Retype each line exactly. Skip images.

## begin Data shown

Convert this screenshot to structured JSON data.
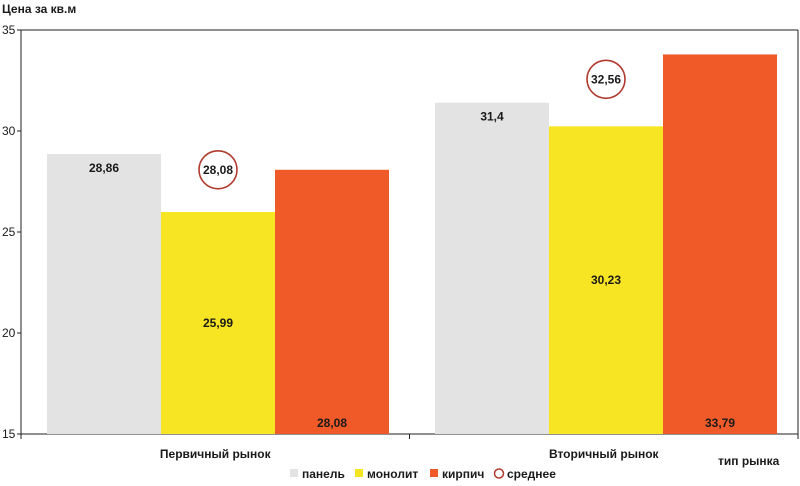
{
  "chart_data": {
    "type": "bar",
    "ylabel": "Цена за кв.м",
    "xlabel": "тип рынка",
    "ylim": [
      15,
      35
    ],
    "yticks": [
      15,
      20,
      25,
      30,
      35
    ],
    "categories": [
      "Первичный рынок",
      "Вторичный рынок"
    ],
    "series": [
      {
        "name": "панель",
        "values": [
          28.86,
          31.4
        ],
        "labels": [
          "28,86",
          "31,4"
        ],
        "color": "#e3e3e3",
        "label_position": "top"
      },
      {
        "name": "монолит",
        "values": [
          25.99,
          30.23
        ],
        "labels": [
          "25,99",
          "30,23"
        ],
        "color": "#f7e524",
        "label_position": "middle"
      },
      {
        "name": "кирпич",
        "values": [
          28.08,
          33.79
        ],
        "labels": [
          "28,08",
          "33,79"
        ],
        "color": "#f05a28",
        "label_position": "bottom"
      }
    ],
    "average": {
      "name": "среднее",
      "values": [
        28.08,
        32.56
      ],
      "labels": [
        "28,08",
        "32,56"
      ],
      "color": "#b03a2e"
    },
    "legend_position": "bottom",
    "grid": false
  }
}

## end Data shown

**Task output**
Convert this screenshot to structured JSON data.
{
  "chart_data": {
    "type": "bar",
    "ylabel": "Цена за кв.м",
    "xlabel": "тип рынка",
    "ylim": [
      15,
      35
    ],
    "yticks": [
      15,
      20,
      25,
      30,
      35
    ],
    "categories": [
      "Первичный рынок",
      "Вторичный рынок"
    ],
    "series": [
      {
        "name": "панель",
        "values": [
          28.86,
          31.4
        ],
        "labels": [
          "28,86",
          "31,4"
        ],
        "color": "#e3e3e3",
        "label_position": "top"
      },
      {
        "name": "монолит",
        "values": [
          25.99,
          30.23
        ],
        "labels": [
          "25,99",
          "30,23"
        ],
        "color": "#f7e524",
        "label_position": "middle"
      },
      {
        "name": "кирпич",
        "values": [
          28.08,
          33.79
        ],
        "labels": [
          "28,08",
          "33,79"
        ],
        "color": "#f05a28",
        "label_position": "bottom"
      }
    ],
    "average": {
      "name": "среднее",
      "values": [
        28.08,
        32.56
      ],
      "labels": [
        "28,08",
        "32,56"
      ],
      "color": "#b03a2e"
    },
    "legend_position": "bottom",
    "grid": false
  }
}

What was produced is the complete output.